_Requirement_
Every entry that follows should be repeated exactly; drop the images.

━━━━━━

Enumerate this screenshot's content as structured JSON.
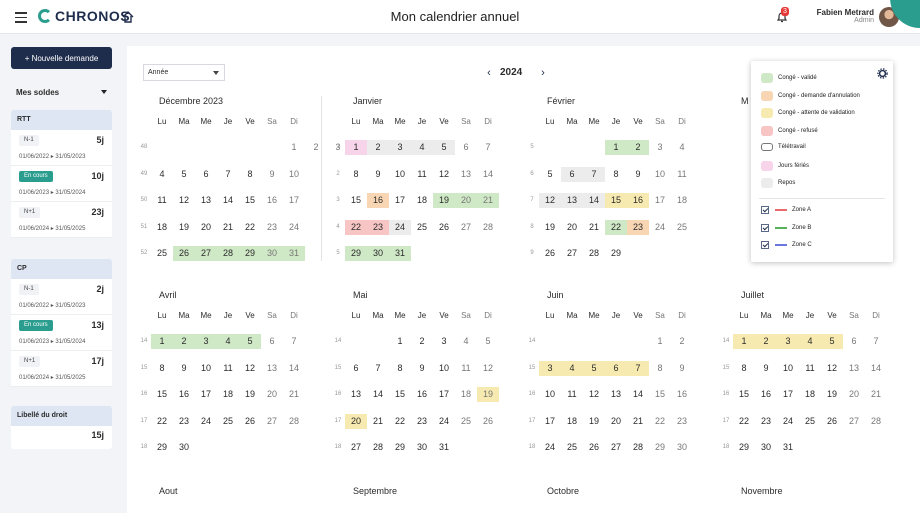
{
  "header": {
    "app_name": "CHRONOS",
    "page_title": "Mon calendrier annuel",
    "notification_count": "3",
    "user_name": "Fabien Metrard",
    "user_role": "Admin"
  },
  "sidebar": {
    "new_request_label": "+ Nouvelle demande",
    "balances_label": "Mes soldes",
    "groups": [
      {
        "title": "RTT",
        "rows": [
          {
            "tag": "N-1",
            "value": "5j",
            "start": "01/06/2022",
            "end": "31/05/2023"
          },
          {
            "tag": "En cours",
            "value": "10j",
            "start": "01/06/2023",
            "end": "31/05/2024"
          },
          {
            "tag": "N+1",
            "value": "23j",
            "start": "01/06/2024",
            "end": "31/05/2025"
          }
        ]
      },
      {
        "title": "CP",
        "rows": [
          {
            "tag": "N-1",
            "value": "2j",
            "start": "01/06/2022",
            "end": "31/05/2023"
          },
          {
            "tag": "En cours",
            "value": "13j",
            "start": "01/06/2023",
            "end": "31/05/2024"
          },
          {
            "tag": "N+1",
            "value": "17j",
            "start": "01/06/2024",
            "end": "31/05/2025"
          }
        ]
      },
      {
        "title": "Libellé du droit",
        "rows": [
          {
            "value": "15j"
          }
        ]
      }
    ]
  },
  "toolbar": {
    "period_value": "Année",
    "year": "2024"
  },
  "calendar": {
    "weekday_headers": [
      "Lu",
      "Ma",
      "Me",
      "Je",
      "Ve",
      "Sa",
      "Di"
    ],
    "months": [
      {
        "name": "Décembre 2023",
        "weeks": [
          [
            "48",
            [
              "",
              "",
              "",
              "1",
              "2",
              "3"
            ]
          ],
          [
            "49",
            [
              "4",
              "5",
              "6",
              "7",
              "8",
              "9",
              "10"
            ]
          ],
          [
            "50",
            [
              "11",
              "12",
              "13",
              "14",
              "15",
              "16",
              "17"
            ]
          ],
          [
            "51",
            [
              "18",
              "19",
              "20",
              "21",
              "22",
              "23",
              "24"
            ]
          ],
          [
            "52",
            [
              "25",
              "26",
              "27",
              "28",
              "29",
              "30",
              "31"
            ]
          ]
        ],
        "offset": 3
      },
      {
        "name": "Janvier",
        "weeks": [
          [
            "1",
            [
              "1",
              "2",
              "3",
              "4",
              "5",
              "6",
              "7"
            ]
          ],
          [
            "2",
            [
              "8",
              "9",
              "10",
              "11",
              "12",
              "13",
              "14"
            ]
          ],
          [
            "3",
            [
              "15",
              "16",
              "17",
              "18",
              "19",
              "20",
              "21"
            ]
          ],
          [
            "4",
            [
              "22",
              "23",
              "24",
              "25",
              "26",
              "27",
              "28"
            ]
          ],
          [
            "5",
            [
              "29",
              "30",
              "31"
            ]
          ]
        ],
        "offset": 0
      },
      {
        "name": "Février",
        "weeks": [
          [
            "5",
            [
              "1",
              "2",
              "3",
              "4"
            ]
          ],
          [
            "6",
            [
              "5",
              "6",
              "7",
              "8",
              "9",
              "10",
              "11"
            ]
          ],
          [
            "7",
            [
              "12",
              "13",
              "14",
              "15",
              "16",
              "17",
              "18"
            ]
          ],
          [
            "8",
            [
              "19",
              "20",
              "21",
              "22",
              "23",
              "24",
              "25"
            ]
          ],
          [
            "9",
            [
              "26",
              "27",
              "28",
              "29"
            ]
          ]
        ],
        "offset": 3
      },
      {
        "name": "Avril",
        "weeks": [
          [
            "14",
            [
              "1",
              "2",
              "3",
              "4",
              "5",
              "6",
              "7"
            ]
          ],
          [
            "15",
            [
              "8",
              "9",
              "10",
              "11",
              "12",
              "13",
              "14"
            ]
          ],
          [
            "16",
            [
              "15",
              "16",
              "17",
              "18",
              "19",
              "20",
              "21"
            ]
          ],
          [
            "17",
            [
              "22",
              "23",
              "24",
              "25",
              "26",
              "27",
              "28"
            ]
          ],
          [
            "18",
            [
              "29",
              "30"
            ]
          ]
        ],
        "offset": 0
      },
      {
        "name": "Mai",
        "weeks": [
          [
            "14",
            [
              "1",
              "2",
              "3",
              "4",
              "5"
            ]
          ],
          [
            "15",
            [
              "6",
              "7",
              "8",
              "9",
              "10",
              "11",
              "12"
            ]
          ],
          [
            "16",
            [
              "13",
              "14",
              "15",
              "16",
              "17",
              "18",
              "19"
            ]
          ],
          [
            "17",
            [
              "20",
              "21",
              "22",
              "23",
              "24",
              "25",
              "26"
            ]
          ],
          [
            "18",
            [
              "27",
              "28",
              "29",
              "30",
              "31"
            ]
          ]
        ],
        "offset": 2
      },
      {
        "name": "Juin",
        "weeks": [
          [
            "14",
            [
              "1",
              "2"
            ]
          ],
          [
            "15",
            [
              "3",
              "4",
              "5",
              "6",
              "7",
              "8",
              "9"
            ]
          ],
          [
            "16",
            [
              "10",
              "11",
              "12",
              "13",
              "14",
              "15",
              "16"
            ]
          ],
          [
            "17",
            [
              "17",
              "18",
              "19",
              "20",
              "21",
              "22",
              "23"
            ]
          ],
          [
            "18",
            [
              "24",
              "25",
              "26",
              "27",
              "28",
              "29",
              "30"
            ]
          ]
        ],
        "offset": 5
      },
      {
        "name": "Juillet",
        "weeks": [
          [
            "14",
            [
              "1",
              "2",
              "3",
              "4",
              "5",
              "6",
              "7"
            ]
          ],
          [
            "15",
            [
              "8",
              "9",
              "10",
              "11",
              "12",
              "13",
              "14"
            ]
          ],
          [
            "16",
            [
              "15",
              "16",
              "17",
              "18",
              "19",
              "20",
              "21"
            ]
          ],
          [
            "17",
            [
              "22",
              "23",
              "24",
              "25",
              "26",
              "27",
              "28"
            ]
          ],
          [
            "18",
            [
              "29",
              "30",
              "31"
            ]
          ]
        ],
        "offset": 0
      }
    ],
    "next_row_months": [
      "Aout",
      "Septembre",
      "Octobre",
      "Novembre"
    ],
    "partial_month_initial": "M",
    "legend": {
      "items": [
        "Congé - validé",
        "Congé - demande d'annulation",
        "Congé - attente de validation",
        "Congé - refusé",
        "Télétravail",
        "Jours fériés",
        "Repos"
      ],
      "zones": [
        "Zone A",
        "Zone B",
        "Zone C"
      ],
      "colors": {
        "valide": "#cfe8c6",
        "annulation": "#f8d6b3",
        "attente": "#f7eab0",
        "refuse": "#f6c5c4",
        "ferie": "#f7d4ea",
        "repos": "#ececec",
        "zoneA": "#e86a6a",
        "zoneB": "#56b35a",
        "zoneC": "#6b76e0"
      }
    }
  }
}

━━━━━━

_Written response_
Enumerate this screenshot's content as structured JSON.
{
  "header": {
    "app_name": "CHRONOS",
    "page_title": "Mon calendrier annuel",
    "notification_count": "3",
    "user_name": "Fabien Metrard",
    "user_role": "Admin"
  },
  "sidebar": {
    "new_request_label": "+ Nouvelle demande",
    "balances_label": "Mes soldes",
    "groups": [
      {
        "title": "RTT",
        "rows": [
          {
            "tag": "N-1",
            "value": "5j",
            "start": "01/06/2022",
            "end": "31/05/2023"
          },
          {
            "tag": "En cours",
            "value": "10j",
            "start": "01/06/2023",
            "end": "31/05/2024"
          },
          {
            "tag": "N+1",
            "value": "23j",
            "start": "01/06/2024",
            "end": "31/05/2025"
          }
        ]
      },
      {
        "title": "CP",
        "rows": [
          {
            "tag": "N-1",
            "value": "2j",
            "start": "01/06/2022",
            "end": "31/05/2023"
          },
          {
            "tag": "En cours",
            "value": "13j",
            "start": "01/06/2023",
            "end": "31/05/2024"
          },
          {
            "tag": "N+1",
            "value": "17j",
            "start": "01/06/2024",
            "end": "31/05/2025"
          }
        ]
      },
      {
        "title": "Libellé du droit",
        "rows": [
          {
            "value": "15j"
          }
        ]
      }
    ]
  },
  "toolbar": {
    "period_value": "Année",
    "year": "2024"
  },
  "calendar": {
    "weekday_headers": [
      "Lu",
      "Ma",
      "Me",
      "Je",
      "Ve",
      "Sa",
      "Di"
    ],
    "months": [
      {
        "name": "Décembre 2023",
        "weeks": [
          [
            "48",
            [
              "",
              "",
              "",
              "1",
              "2",
              "3"
            ]
          ],
          [
            "49",
            [
              "4",
              "5",
              "6",
              "7",
              "8",
              "9",
              "10"
            ]
          ],
          [
            "50",
            [
              "11",
              "12",
              "13",
              "14",
              "15",
              "16",
              "17"
            ]
          ],
          [
            "51",
            [
              "18",
              "19",
              "20",
              "21",
              "22",
              "23",
              "24"
            ]
          ],
          [
            "52",
            [
              "25",
              "26",
              "27",
              "28",
              "29",
              "30",
              "31"
            ]
          ]
        ],
        "offset": 3
      },
      {
        "name": "Janvier",
        "weeks": [
          [
            "1",
            [
              "1",
              "2",
              "3",
              "4",
              "5",
              "6",
              "7"
            ]
          ],
          [
            "2",
            [
              "8",
              "9",
              "10",
              "11",
              "12",
              "13",
              "14"
            ]
          ],
          [
            "3",
            [
              "15",
              "16",
              "17",
              "18",
              "19",
              "20",
              "21"
            ]
          ],
          [
            "4",
            [
              "22",
              "23",
              "24",
              "25",
              "26",
              "27",
              "28"
            ]
          ],
          [
            "5",
            [
              "29",
              "30",
              "31"
            ]
          ]
        ],
        "offset": 0
      },
      {
        "name": "Février",
        "weeks": [
          [
            "5",
            [
              "1",
              "2",
              "3",
              "4"
            ]
          ],
          [
            "6",
            [
              "5",
              "6",
              "7",
              "8",
              "9",
              "10",
              "11"
            ]
          ],
          [
            "7",
            [
              "12",
              "13",
              "14",
              "15",
              "16",
              "17",
              "18"
            ]
          ],
          [
            "8",
            [
              "19",
              "20",
              "21",
              "22",
              "23",
              "24",
              "25"
            ]
          ],
          [
            "9",
            [
              "26",
              "27",
              "28",
              "29"
            ]
          ]
        ],
        "offset": 3
      },
      {
        "name": "Avril",
        "weeks": [
          [
            "14",
            [
              "1",
              "2",
              "3",
              "4",
              "5",
              "6",
              "7"
            ]
          ],
          [
            "15",
            [
              "8",
              "9",
              "10",
              "11",
              "12",
              "13",
              "14"
            ]
          ],
          [
            "16",
            [
              "15",
              "16",
              "17",
              "18",
              "19",
              "20",
              "21"
            ]
          ],
          [
            "17",
            [
              "22",
              "23",
              "24",
              "25",
              "26",
              "27",
              "28"
            ]
          ],
          [
            "18",
            [
              "29",
              "30"
            ]
          ]
        ],
        "offset": 0
      },
      {
        "name": "Mai",
        "weeks": [
          [
            "14",
            [
              "1",
              "2",
              "3",
              "4",
              "5"
            ]
          ],
          [
            "15",
            [
              "6",
              "7",
              "8",
              "9",
              "10",
              "11",
              "12"
            ]
          ],
          [
            "16",
            [
              "13",
              "14",
              "15",
              "16",
              "17",
              "18",
              "19"
            ]
          ],
          [
            "17",
            [
              "20",
              "21",
              "22",
              "23",
              "24",
              "25",
              "26"
            ]
          ],
          [
            "18",
            [
              "27",
              "28",
              "29",
              "30",
              "31"
            ]
          ]
        ],
        "offset": 2
      },
      {
        "name": "Juin",
        "weeks": [
          [
            "14",
            [
              "1",
              "2"
            ]
          ],
          [
            "15",
            [
              "3",
              "4",
              "5",
              "6",
              "7",
              "8",
              "9"
            ]
          ],
          [
            "16",
            [
              "10",
              "11",
              "12",
              "13",
              "14",
              "15",
              "16"
            ]
          ],
          [
            "17",
            [
              "17",
              "18",
              "19",
              "20",
              "21",
              "22",
              "23"
            ]
          ],
          [
            "18",
            [
              "24",
              "25",
              "26",
              "27",
              "28",
              "29",
              "30"
            ]
          ]
        ],
        "offset": 5
      },
      {
        "name": "Juillet",
        "weeks": [
          [
            "14",
            [
              "1",
              "2",
              "3",
              "4",
              "5",
              "6",
              "7"
            ]
          ],
          [
            "15",
            [
              "8",
              "9",
              "10",
              "11",
              "12",
              "13",
              "14"
            ]
          ],
          [
            "16",
            [
              "15",
              "16",
              "17",
              "18",
              "19",
              "20",
              "21"
            ]
          ],
          [
            "17",
            [
              "22",
              "23",
              "24",
              "25",
              "26",
              "27",
              "28"
            ]
          ],
          [
            "18",
            [
              "29",
              "30",
              "31"
            ]
          ]
        ],
        "offset": 0
      }
    ],
    "next_row_months": [
      "Aout",
      "Septembre",
      "Octobre",
      "Novembre"
    ],
    "partial_month_initial": "M",
    "legend": {
      "items": [
        "Congé - validé",
        "Congé - demande d'annulation",
        "Congé - attente de validation",
        "Congé - refusé",
        "Télétravail",
        "Jours fériés",
        "Repos"
      ],
      "zones": [
        "Zone A",
        "Zone B",
        "Zone C"
      ],
      "colors": {
        "valide": "#cfe8c6",
        "annulation": "#f8d6b3",
        "attente": "#f7eab0",
        "refuse": "#f6c5c4",
        "ferie": "#f7d4ea",
        "repos": "#ececec",
        "zoneA": "#e86a6a",
        "zoneB": "#56b35a",
        "zoneC": "#6b76e0"
      }
    }
  }
}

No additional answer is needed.